STATED GOAL: Select each line where the word "Kopie" appears.

DATA RECORDS:
↓↓↓

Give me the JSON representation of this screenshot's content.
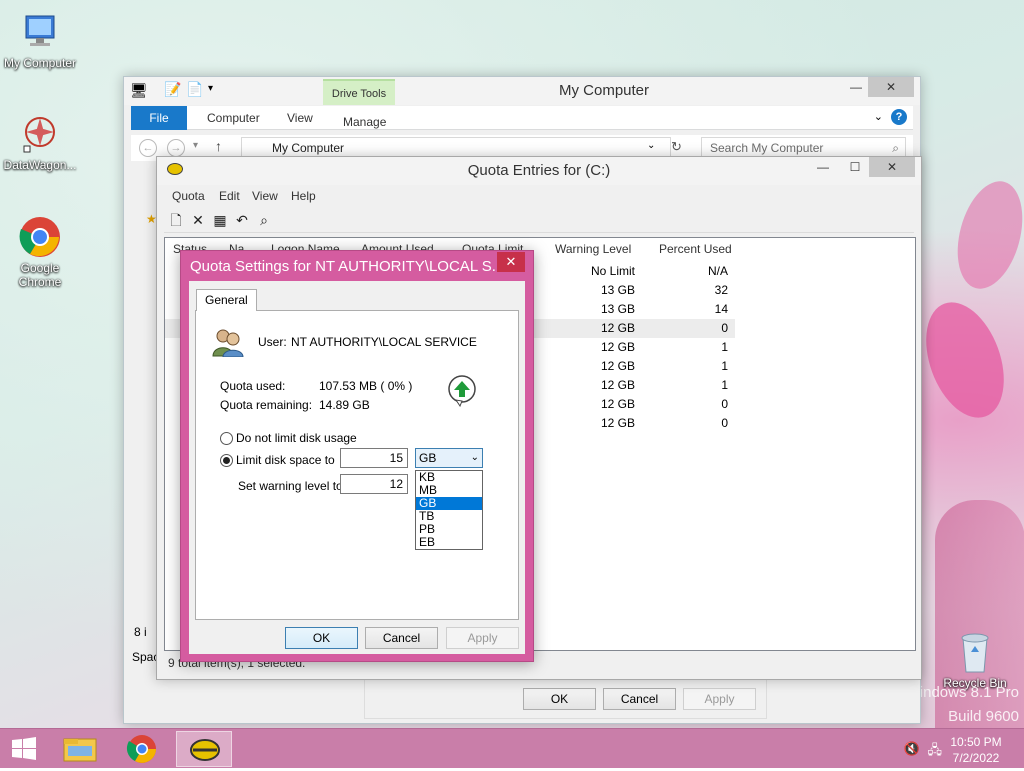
{
  "desktop": {
    "icons": [
      {
        "label": "My Computer"
      },
      {
        "label": "DataWagon..."
      },
      {
        "label": "Google Chrome"
      },
      {
        "label": "Recycle Bin"
      }
    ],
    "watermark_line1": "Windows 8.1 Pro",
    "watermark_line2": "Build 9600"
  },
  "explorer": {
    "title": "My Computer",
    "tabs": [
      "File",
      "Computer",
      "View",
      "Manage"
    ],
    "contextual_tab": "Drive Tools",
    "address": "My Computer",
    "search_placeholder": "Search My Computer",
    "footer_left_1": "8 i",
    "footer_left_2": "Spac",
    "buttons": {
      "ok": "OK",
      "cancel": "Cancel",
      "apply": "Apply"
    }
  },
  "quota_window": {
    "title": "Quota Entries for  (C:)",
    "menu": [
      "Quota",
      "Edit",
      "View",
      "Help"
    ],
    "columns": [
      "Status",
      "Na",
      "Logon Name",
      "Amount Used",
      "Quota Limit",
      "Warning Level",
      "Percent Used"
    ],
    "rows": [
      {
        "warning": "No Limit",
        "percent": "N/A"
      },
      {
        "warning": "13 GB",
        "percent": "32"
      },
      {
        "warning": "13 GB",
        "percent": "14"
      },
      {
        "warning": "12 GB",
        "percent": "0"
      },
      {
        "warning": "12 GB",
        "percent": "1"
      },
      {
        "warning": "12 GB",
        "percent": "1"
      },
      {
        "warning": "12 GB",
        "percent": "1"
      },
      {
        "warning": "12 GB",
        "percent": "0"
      },
      {
        "warning": "12 GB",
        "percent": "0"
      }
    ],
    "status": "9 total item(s), 1 selected."
  },
  "dialog": {
    "title": "Quota Settings for NT AUTHORITY\\LOCAL S...",
    "tab": "General",
    "user_label": "User:",
    "user_value": "NT AUTHORITY\\LOCAL SERVICE",
    "quota_used_label": "Quota used:",
    "quota_used_value": "107.53 MB ( 0% )",
    "quota_remaining_label": "Quota remaining:",
    "quota_remaining_value": "14.89 GB",
    "radio_no_limit": "Do not limit disk usage",
    "radio_limit": "Limit disk space to",
    "limit_value": "15",
    "limit_unit": "GB",
    "warning_label": "Set warning level to",
    "warning_value": "12",
    "unit_options": [
      "KB",
      "MB",
      "GB",
      "TB",
      "PB",
      "EB"
    ],
    "selected_unit_index": 2,
    "buttons": {
      "ok": "OK",
      "cancel": "Cancel",
      "apply": "Apply"
    }
  },
  "taskbar": {
    "time": "10:50 PM",
    "date": "7/2/2022"
  }
}
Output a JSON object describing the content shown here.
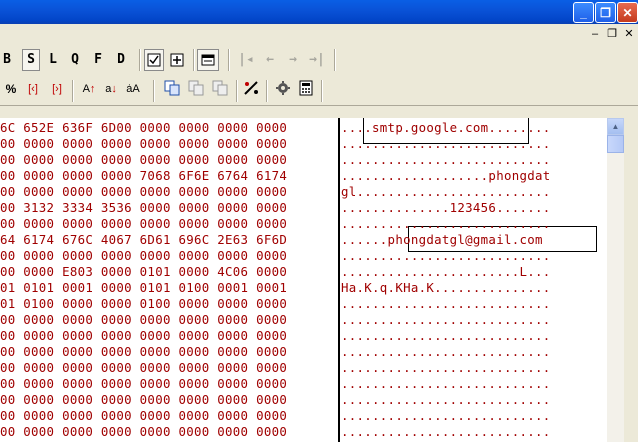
{
  "window": {
    "caption_buttons": [
      "_",
      "❐",
      "✕"
    ],
    "mdi_buttons": [
      "–",
      "❐",
      "✕"
    ]
  },
  "toolbar1": {
    "view_buttons": [
      "B",
      "S",
      "L",
      "Q",
      "F",
      "D"
    ],
    "icons": [
      "checklist-icon",
      "add-icon",
      "window-icon",
      "first-icon",
      "prev-icon",
      "next-icon",
      "last-icon"
    ]
  },
  "toolbar2": {
    "icons": [
      "percent-icon",
      "bracket-left-icon",
      "bracket-right-icon",
      "sort-up-icon",
      "sort-down-icon",
      "replace-text-icon",
      "copy-icon",
      "paste-icon",
      "paste-alt-icon",
      "tools-icon",
      "settings-icon",
      "calculator-icon"
    ]
  },
  "hex_rows": [
    "6C 652E 636F 6D00 0000 0000 0000 0000",
    "00 0000 0000 0000 0000 0000 0000 0000",
    "00 0000 0000 0000 0000 0000 0000 0000",
    "00 0000 0000 0000 7068 6F6E 6764 6174",
    "00 0000 0000 0000 0000 0000 0000 0000",
    "00 3132 3334 3536 0000 0000 0000 0000",
    "00 0000 0000 0000 0000 0000 0000 0000",
    "64 6174 676C 4067 6D61 696C 2E63 6F6D",
    "00 0000 0000 0000 0000 0000 0000 0000",
    "00 0000 E803 0000 0101 0000 4C06 0000",
    "01 0101 0001 0000 0101 0100 0001 0001",
    "01 0100 0000 0000 0100 0000 0000 0000",
    "00 0000 0000 0000 0000 0000 0000 0000",
    "00 0000 0000 0000 0000 0000 0000 0000",
    "00 0000 0000 0000 0000 0000 0000 0000",
    "00 0000 0000 0000 0000 0000 0000 0000",
    "00 0000 0000 0000 0000 0000 0000 0000",
    "00 0000 0000 0000 0000 0000 0000 0000",
    "00 0000 0000 0000 0000 0000 0000 0000",
    "00 0000 0000 0000 0000 0000 0000 0000"
  ],
  "text_rows": [
    "....smtp.google.com........",
    "...........................",
    "...........................",
    "...................phongdat",
    "gl.........................",
    "..............123456.......",
    "...........................",
    "......phongdatgl@gmail.com",
    "...........................",
    ".......................L...",
    "Ha.K.q.KHa.K...............",
    "...........................",
    "...........................",
    "...........................",
    "...........................",
    "...........................",
    "...........................",
    "...........................",
    "...........................",
    "..........................."
  ],
  "colors": {
    "hex_text": "#a00000",
    "titlebar": "#0a53d8",
    "toolbar_bg": "#ece9d8"
  }
}
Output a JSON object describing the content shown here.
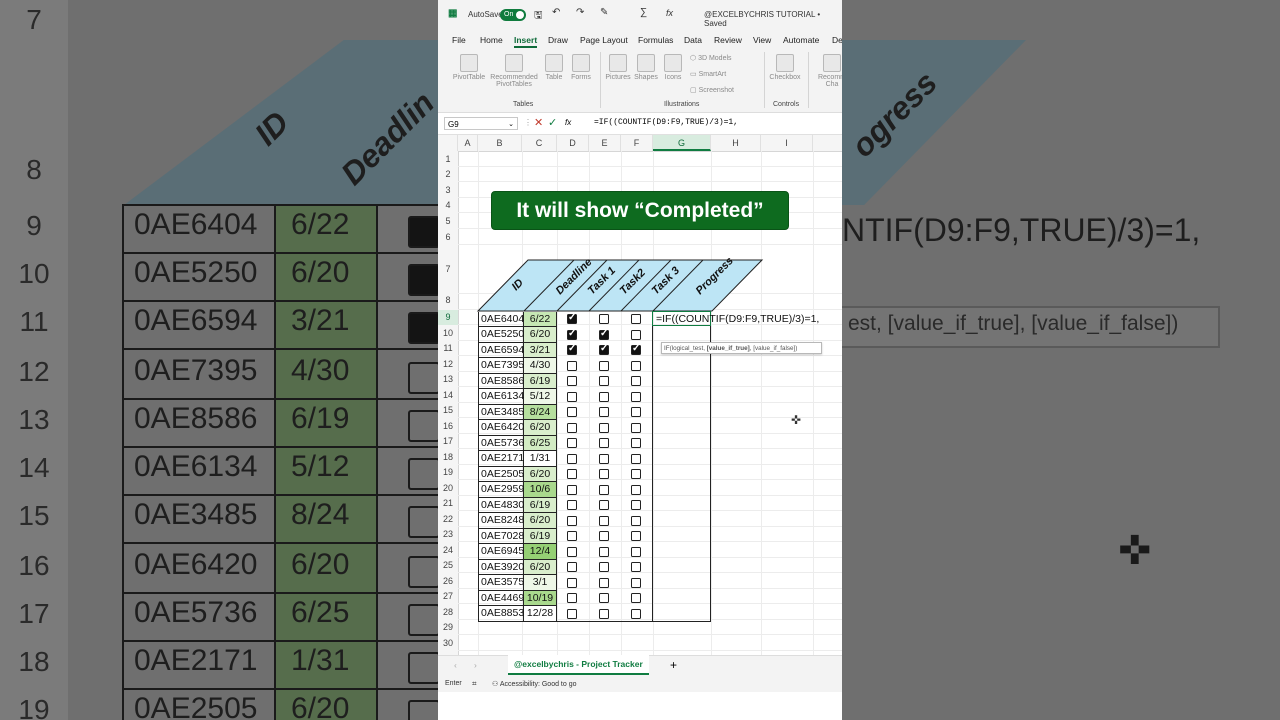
{
  "app": {
    "autosave_label": "AutoSave",
    "autosave_state": "On",
    "file_title": "@EXCELBYCHRIS TUTORIAL • Saved",
    "brand_color": "#107c41"
  },
  "tabs": [
    "File",
    "Home",
    "Insert",
    "Draw",
    "Page Layout",
    "Formulas",
    "Data",
    "Review",
    "View",
    "Automate",
    "De"
  ],
  "active_tab": "Insert",
  "ribbon": {
    "tables": {
      "label": "Tables",
      "items": [
        "PivotTable",
        "Recommended PivotTables",
        "Table",
        "Forms"
      ]
    },
    "illustrations": {
      "label": "Illustrations",
      "items": [
        "Pictures",
        "Shapes",
        "Icons",
        "3D Models",
        "SmartArt",
        "Screenshot"
      ]
    },
    "controls": {
      "label": "Controls",
      "items": [
        "Checkbox"
      ]
    },
    "more": "Recomm Cha"
  },
  "formula_bar": {
    "name_box": "G9",
    "fx": "fx",
    "formula": "=IF((COUNTIF(D9:F9,TRUE)/3)=1,"
  },
  "columns": [
    "A",
    "B",
    "C",
    "D",
    "E",
    "F",
    "G",
    "H",
    "I"
  ],
  "selected_column": "G",
  "selected_row": "9",
  "row_numbers": [
    "1",
    "2",
    "3",
    "4",
    "5",
    "6",
    "7",
    "8",
    "9",
    "10",
    "11",
    "12",
    "13",
    "14",
    "15",
    "16",
    "17",
    "18",
    "19",
    "20",
    "21",
    "22",
    "23",
    "24",
    "25",
    "26",
    "27",
    "28",
    "29",
    "30"
  ],
  "table_headers": [
    "ID",
    "Deadline",
    "Task 1",
    "Task2",
    "Task 3",
    "Progress"
  ],
  "header_color": "#bde5f5",
  "rows": [
    {
      "id": "0AE6404",
      "deadline": "6/22",
      "t1": true,
      "t2": false,
      "t3": false,
      "shade": "#c6e7b4"
    },
    {
      "id": "0AE5250",
      "deadline": "6/20",
      "t1": true,
      "t2": true,
      "t3": false,
      "shade": "#d9eecc"
    },
    {
      "id": "0AE6594",
      "deadline": "3/21",
      "t1": true,
      "t2": true,
      "t3": true,
      "shade": "#d9eecc"
    },
    {
      "id": "0AE7395",
      "deadline": "4/30",
      "t1": false,
      "t2": false,
      "t3": false,
      "shade": "#eef7e7"
    },
    {
      "id": "0AE8586",
      "deadline": "6/19",
      "t1": false,
      "t2": false,
      "t3": false,
      "shade": "#d9eecc"
    },
    {
      "id": "0AE6134",
      "deadline": "5/12",
      "t1": false,
      "t2": false,
      "t3": false,
      "shade": "#eef7e7"
    },
    {
      "id": "0AE3485",
      "deadline": "8/24",
      "t1": false,
      "t2": false,
      "t3": false,
      "shade": "#b6df9e"
    },
    {
      "id": "0AE6420",
      "deadline": "6/20",
      "t1": false,
      "t2": false,
      "t3": false,
      "shade": "#d9eecc"
    },
    {
      "id": "0AE5736",
      "deadline": "6/25",
      "t1": false,
      "t2": false,
      "t3": false,
      "shade": "#d2ebc3"
    },
    {
      "id": "0AE2171",
      "deadline": "1/31",
      "t1": false,
      "t2": false,
      "t3": false,
      "shade": "#ffffff"
    },
    {
      "id": "0AE2505",
      "deadline": "6/20",
      "t1": false,
      "t2": false,
      "t3": false,
      "shade": "#d9eecc"
    },
    {
      "id": "0AE2959",
      "deadline": "10/6",
      "t1": false,
      "t2": false,
      "t3": false,
      "shade": "#a9d98d"
    },
    {
      "id": "0AE4830",
      "deadline": "6/19",
      "t1": false,
      "t2": false,
      "t3": false,
      "shade": "#d9eecc"
    },
    {
      "id": "0AE8248",
      "deadline": "6/20",
      "t1": false,
      "t2": false,
      "t3": false,
      "shade": "#d9eecc"
    },
    {
      "id": "0AE7028",
      "deadline": "6/19",
      "t1": false,
      "t2": false,
      "t3": false,
      "shade": "#d9eecc"
    },
    {
      "id": "0AE6945",
      "deadline": "12/4",
      "t1": false,
      "t2": false,
      "t3": false,
      "shade": "#95d074"
    },
    {
      "id": "0AE3920",
      "deadline": "6/20",
      "t1": false,
      "t2": false,
      "t3": false,
      "shade": "#d9eecc"
    },
    {
      "id": "0AE3575",
      "deadline": "3/1",
      "t1": false,
      "t2": false,
      "t3": false,
      "shade": "#eef7e7"
    },
    {
      "id": "0AE4469",
      "deadline": "10/19",
      "t1": false,
      "t2": false,
      "t3": false,
      "shade": "#a9d98d"
    },
    {
      "id": "0AE8853",
      "deadline": "12/28",
      "t1": false,
      "t2": false,
      "t3": false,
      "shade": "#ffffff"
    }
  ],
  "cell_edit": "=IF((COUNTIF(D9:F9,TRUE)/3)=1,",
  "tooltip": {
    "fn": "IF(logical_test, ",
    "bold": "[value_if_true]",
    "rest": ", [value_if_false])"
  },
  "banner": "It will show “Completed”",
  "sheet_tab": "@excelbychris - Project Tracker",
  "status": {
    "mode": "Enter",
    "accessibility": "Accessibility: Good to go"
  },
  "background": {
    "rows": [
      "7",
      "8",
      "9",
      "10",
      "11",
      "12",
      "13",
      "14",
      "15",
      "16",
      "17",
      "18",
      "19"
    ],
    "headers": [
      "ID",
      "Deadlin",
      "ogress"
    ],
    "formula_fragment": "NTIF(D9:F9,TRUE)/3)=1,",
    "tooltip_fragment": "est, [value_if_true], [value_if_false])"
  }
}
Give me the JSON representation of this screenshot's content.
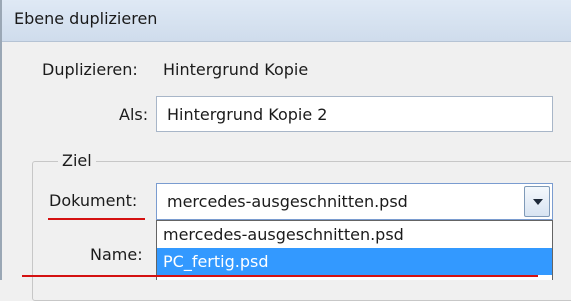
{
  "dialog": {
    "title": "Ebene duplizieren"
  },
  "duplicate": {
    "label": "Duplizieren:",
    "value": "Hintergrund Kopie"
  },
  "as": {
    "label": "Als:",
    "value": "Hintergrund Kopie 2"
  },
  "target": {
    "legend": "Ziel",
    "document_label": "Dokument:",
    "document_value": "mercedes-ausgeschnitten.psd",
    "name_label": "Name:",
    "options": [
      {
        "label": "mercedes-ausgeschnitten.psd",
        "selected": false
      },
      {
        "label": "PC_fertig.psd",
        "selected": true
      }
    ]
  },
  "colors": {
    "selection": "#3399ff",
    "annotation_red": "#d41111"
  }
}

↑↑↑

RESULT FOR THIS TASK:
    "value": "Hintergrund Kopie"
    "value": "Hintergrund Kopie 2"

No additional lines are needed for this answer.